* _Requirement_: Copy each entry as it stands, leaving nothing out.

======== Input for this task

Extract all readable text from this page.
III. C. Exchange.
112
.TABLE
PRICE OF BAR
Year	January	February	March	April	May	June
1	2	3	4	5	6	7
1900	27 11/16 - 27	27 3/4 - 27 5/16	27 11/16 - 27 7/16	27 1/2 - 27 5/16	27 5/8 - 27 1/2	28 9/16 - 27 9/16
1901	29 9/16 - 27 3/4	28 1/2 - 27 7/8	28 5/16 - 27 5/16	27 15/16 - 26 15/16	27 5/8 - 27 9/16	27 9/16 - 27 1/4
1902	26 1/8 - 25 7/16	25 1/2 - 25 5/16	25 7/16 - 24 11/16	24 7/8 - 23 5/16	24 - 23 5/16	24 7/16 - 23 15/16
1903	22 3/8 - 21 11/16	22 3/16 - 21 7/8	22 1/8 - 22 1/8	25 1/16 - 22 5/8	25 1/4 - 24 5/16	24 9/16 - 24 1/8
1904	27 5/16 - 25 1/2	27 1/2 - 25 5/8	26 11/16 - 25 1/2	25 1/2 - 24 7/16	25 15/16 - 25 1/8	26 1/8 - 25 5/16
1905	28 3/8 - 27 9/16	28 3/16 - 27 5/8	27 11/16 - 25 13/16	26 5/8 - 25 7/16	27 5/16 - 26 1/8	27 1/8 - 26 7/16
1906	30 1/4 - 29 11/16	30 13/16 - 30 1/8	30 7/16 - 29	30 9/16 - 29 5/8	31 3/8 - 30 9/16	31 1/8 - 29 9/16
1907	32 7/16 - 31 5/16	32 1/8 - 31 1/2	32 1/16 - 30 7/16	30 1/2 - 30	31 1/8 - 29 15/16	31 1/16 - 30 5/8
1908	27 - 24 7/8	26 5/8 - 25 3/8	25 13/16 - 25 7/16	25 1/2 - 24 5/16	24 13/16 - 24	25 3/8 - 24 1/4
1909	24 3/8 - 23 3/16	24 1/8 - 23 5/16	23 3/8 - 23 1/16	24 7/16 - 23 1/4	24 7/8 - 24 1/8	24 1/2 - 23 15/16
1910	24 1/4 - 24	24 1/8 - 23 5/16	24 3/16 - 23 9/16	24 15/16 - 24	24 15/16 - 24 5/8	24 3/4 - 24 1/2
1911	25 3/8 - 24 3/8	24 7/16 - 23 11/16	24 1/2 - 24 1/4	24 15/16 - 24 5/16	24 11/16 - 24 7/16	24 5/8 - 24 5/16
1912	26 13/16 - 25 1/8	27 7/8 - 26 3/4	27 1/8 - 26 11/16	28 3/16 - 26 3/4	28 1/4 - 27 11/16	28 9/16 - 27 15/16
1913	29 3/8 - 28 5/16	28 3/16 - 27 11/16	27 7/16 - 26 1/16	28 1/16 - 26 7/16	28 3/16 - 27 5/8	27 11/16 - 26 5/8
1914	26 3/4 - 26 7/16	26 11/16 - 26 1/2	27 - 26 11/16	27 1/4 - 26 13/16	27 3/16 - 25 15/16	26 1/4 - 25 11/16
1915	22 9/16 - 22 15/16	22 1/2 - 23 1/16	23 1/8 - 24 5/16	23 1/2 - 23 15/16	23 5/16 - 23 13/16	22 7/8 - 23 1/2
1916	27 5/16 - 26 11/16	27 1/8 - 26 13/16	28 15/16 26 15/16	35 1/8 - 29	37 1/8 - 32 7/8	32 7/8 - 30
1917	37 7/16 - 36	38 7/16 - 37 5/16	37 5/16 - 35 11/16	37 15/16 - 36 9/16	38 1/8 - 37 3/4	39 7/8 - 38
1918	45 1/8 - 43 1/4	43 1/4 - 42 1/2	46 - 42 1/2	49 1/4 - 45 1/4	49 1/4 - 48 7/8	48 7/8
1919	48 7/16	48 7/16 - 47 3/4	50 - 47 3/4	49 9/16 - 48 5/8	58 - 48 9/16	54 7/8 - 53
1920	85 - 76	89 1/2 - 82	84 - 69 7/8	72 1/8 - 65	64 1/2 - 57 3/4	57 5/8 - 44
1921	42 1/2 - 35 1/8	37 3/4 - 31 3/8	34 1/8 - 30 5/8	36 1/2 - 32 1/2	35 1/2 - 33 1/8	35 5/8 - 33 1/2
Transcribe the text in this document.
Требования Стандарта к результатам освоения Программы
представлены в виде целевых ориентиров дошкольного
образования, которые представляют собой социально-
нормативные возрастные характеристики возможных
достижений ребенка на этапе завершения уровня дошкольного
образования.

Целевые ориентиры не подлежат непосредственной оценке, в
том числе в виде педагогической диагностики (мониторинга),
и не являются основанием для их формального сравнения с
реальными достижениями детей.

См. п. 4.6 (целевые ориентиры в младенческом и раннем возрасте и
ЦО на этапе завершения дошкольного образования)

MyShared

================

* _Task response_:
Extract all readable text from this page.
III. C. Exchange.
112
.TABLE
PRICE OF BAR
Year	January	February	March	April	May	June
1	2	3	4	5	6	7
1900	27 11/16 - 27	27 3/4 - 27 5/16	27 11/16 - 27 7/16	27 1/2 - 27 5/16	27 5/8 - 27 1/2	28 9/16 - 27 9/16
1901	29 9/16 - 27 3/4	28 1/2 - 27 7/8	28 5/16 - 27 5/16	27 15/16 - 26 15/16	27 5/8 - 27 9/16	27 9/16 - 27 1/4
1902	26 1/8 - 25 7/16	25 1/2 - 25 5/16	25 7/16 - 24 11/16	24 7/8 - 23 5/16	24 - 23 5/16	24 7/16 - 23 15/16
1903	22 3/8 - 21 11/16	22 3/16 - 21 7/8	22 1/8 - 22 1/8	25 1/16 - 22 5/8	25 1/4 - 24 5/16	24 9/16 - 24 1/8
1904	27 5/16 - 25 1/2	27 1/2 - 25 5/8	26 11/16 - 25 1/2	25 1/2 - 24 7/16	25 15/16 - 25 1/8	26 1/8 - 25 5/16
1905	28 3/8 - 27 9/16	28 3/16 - 27 5/8	27 11/16 - 25 13/16	26 5/8 - 25 7/16	27 5/16 - 26 1/8	27 1/8 - 26 7/16
1906	30 1/4 - 29 11/16	30 13/16 - 30 1/8	30 7/16 - 29	30 9/16 - 29 5/8	31 3/8 - 30 9/16	31 1/8 - 29 9/16
1907	32 7/16 - 31 5/16	32 1/8 - 31 1/2	32 1/16 - 30 7/16	30 1/2 - 30	31 1/8 - 29 15/16	31 1/16 - 30 5/8
1908	27 - 24 7/8	26 5/8 - 25 3/8	25 13/16 - 25 7/16	25 1/2 - 24 5/16	24 13/16 - 24	25 3/8 - 24 1/4
1909	24 3/8 - 23 3/16	24 1/8 - 23 5/16	23 3/8 - 23 1/16	24 7/16 - 23 1/4	24 7/8 - 24 1/8	24 1/2 - 23 15/16
1910	24 1/4 - 24	24 1/8 - 23 5/16	24 3/16 - 23 9/16	24 15/16 - 24	24 15/16 - 24 5/8	24 3/4 - 24 1/2
1911	25 3/8 - 24 3/8	24 7/16 - 23 11/16	24 1/2 - 24 1/4	24 15/16 - 24 5/16	24 11/16 - 24 7/16	24 5/8 - 24 5/16
1912	26 13/16 - 25 1/8	27 7/8 - 26 3/4	27 1/8 - 26 11/16	28 3/16 - 26 3/4	28 1/4 - 27 11/16	28 9/16 - 27 15/16
1913	29 3/8 - 28 5/16	28 3/16 - 27 11/16	27 7/16 - 26 1/16	28 1/16 - 26 7/16	28 3/16 - 27 5/8	27 11/16 - 26 5/8
1914	26 3/4 - 26 7/16	26 11/16 - 26 1/2	27 - 26 11/16	27 1/4 - 26 13/16	27 3/16 - 25 15/16	26 1/4 - 25 11/16
1915	22 9/16 - 22 15/16	22 1/2 - 23 1/16	23 1/8 - 24 5/16	23 1/2 - 23 15/16	23 5/16 - 23 13/16	22 7/8 - 23 1/2
1916	27 5/16 - 26 11/16	27 1/8 - 26 13/16	28 15/16 26 15/16	35 1/8 - 29	37 1/8 - 32 7/8	32 7/8 - 30
1917	37 7/16 - 36	38 7/16 - 37 5/16	37 5/16 - 35 11/16	37 15/16 - 36 9/16	38 1/8 - 37 3/4	39 7/8 - 38
1918	45 1/8 - 43 1/4	43 1/4 - 42 1/2	46 - 42 1/2	49 1/4 - 45 1/4	49 1/4 - 48 7/8	48 7/8
1919	48 7/16	48 7/16 - 47 3/4	50 - 47 3/4	49 9/16 - 48 5/8	58 - 48 9/16	54 7/8 - 53
1920	85 - 76	89 1/2 - 82	84 - 69 7/8	72 1/8 - 65	64 1/2 - 57 3/4	57 5/8 - 44
1921	42 1/2 - 35 1/8	37 3/4 - 31 3/8	34 1/8 - 30 5/8	36 1/2 - 32 1/2	35 1/2 - 33 1/8	35 5/8 - 33 1/2
Transcribe the text in this document.
Требования Стандарта к результатам освоения Программы
представлены в виде целевых ориентиров дошкольного
образования, которые представляют собой социально-
нормативные возрастные характеристики возможных
достижений ребенка на этапе завершения уровня дошкольного
образования.

Целевые ориентиры не подлежат непосредственной оценке, в
том числе в виде педагогической диагностики (мониторинга),
и не являются основанием для их формального сравнения с
реальными достижениями детей.

См. п. 4.6 (целевые ориентиры в младенческом и раннем возрасте и
ЦО на этапе завершения дошкольного образования)

MyShared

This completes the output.